(Records from a dataset)

START

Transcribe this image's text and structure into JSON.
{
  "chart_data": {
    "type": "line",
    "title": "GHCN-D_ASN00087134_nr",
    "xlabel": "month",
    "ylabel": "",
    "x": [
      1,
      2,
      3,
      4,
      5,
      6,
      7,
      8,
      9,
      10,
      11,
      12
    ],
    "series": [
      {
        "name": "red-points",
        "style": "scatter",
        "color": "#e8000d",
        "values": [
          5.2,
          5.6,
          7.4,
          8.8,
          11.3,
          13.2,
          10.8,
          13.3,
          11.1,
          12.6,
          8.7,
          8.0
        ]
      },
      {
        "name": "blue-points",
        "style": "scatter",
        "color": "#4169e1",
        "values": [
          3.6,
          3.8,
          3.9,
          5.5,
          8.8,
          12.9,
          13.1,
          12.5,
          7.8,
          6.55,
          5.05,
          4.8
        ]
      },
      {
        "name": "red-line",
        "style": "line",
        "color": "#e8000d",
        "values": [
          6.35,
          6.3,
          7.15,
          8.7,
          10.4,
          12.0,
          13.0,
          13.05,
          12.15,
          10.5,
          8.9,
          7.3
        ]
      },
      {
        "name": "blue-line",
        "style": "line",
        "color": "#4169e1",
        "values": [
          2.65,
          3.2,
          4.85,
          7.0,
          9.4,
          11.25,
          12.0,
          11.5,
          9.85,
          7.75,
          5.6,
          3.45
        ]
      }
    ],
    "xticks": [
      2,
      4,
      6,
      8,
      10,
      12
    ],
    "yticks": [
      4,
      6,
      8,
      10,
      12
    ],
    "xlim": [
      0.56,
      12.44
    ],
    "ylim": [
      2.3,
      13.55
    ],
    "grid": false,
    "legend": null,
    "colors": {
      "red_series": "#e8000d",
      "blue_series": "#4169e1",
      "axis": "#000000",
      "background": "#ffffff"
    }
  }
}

END

◆ **Your instructions**
Each line in the material above must be retyped without alteration.

◆ **Response to this exercise**
Transcribe this image's text and structure into JSON.
{
  "chart_data": {
    "type": "line",
    "title": "GHCN-D_ASN00087134_nr",
    "xlabel": "month",
    "ylabel": "",
    "x": [
      1,
      2,
      3,
      4,
      5,
      6,
      7,
      8,
      9,
      10,
      11,
      12
    ],
    "series": [
      {
        "name": "red-points",
        "style": "scatter",
        "color": "#e8000d",
        "values": [
          5.2,
          5.6,
          7.4,
          8.8,
          11.3,
          13.2,
          10.8,
          13.3,
          11.1,
          12.6,
          8.7,
          8.0
        ]
      },
      {
        "name": "blue-points",
        "style": "scatter",
        "color": "#4169e1",
        "values": [
          3.6,
          3.8,
          3.9,
          5.5,
          8.8,
          12.9,
          13.1,
          12.5,
          7.8,
          6.55,
          5.05,
          4.8
        ]
      },
      {
        "name": "red-line",
        "style": "line",
        "color": "#e8000d",
        "values": [
          6.35,
          6.3,
          7.15,
          8.7,
          10.4,
          12.0,
          13.0,
          13.05,
          12.15,
          10.5,
          8.9,
          7.3
        ]
      },
      {
        "name": "blue-line",
        "style": "line",
        "color": "#4169e1",
        "values": [
          2.65,
          3.2,
          4.85,
          7.0,
          9.4,
          11.25,
          12.0,
          11.5,
          9.85,
          7.75,
          5.6,
          3.45
        ]
      }
    ],
    "xticks": [
      2,
      4,
      6,
      8,
      10,
      12
    ],
    "yticks": [
      4,
      6,
      8,
      10,
      12
    ],
    "xlim": [
      0.56,
      12.44
    ],
    "ylim": [
      2.3,
      13.55
    ],
    "grid": false,
    "legend": null,
    "colors": {
      "red_series": "#e8000d",
      "blue_series": "#4169e1",
      "axis": "#000000",
      "background": "#ffffff"
    }
  }
}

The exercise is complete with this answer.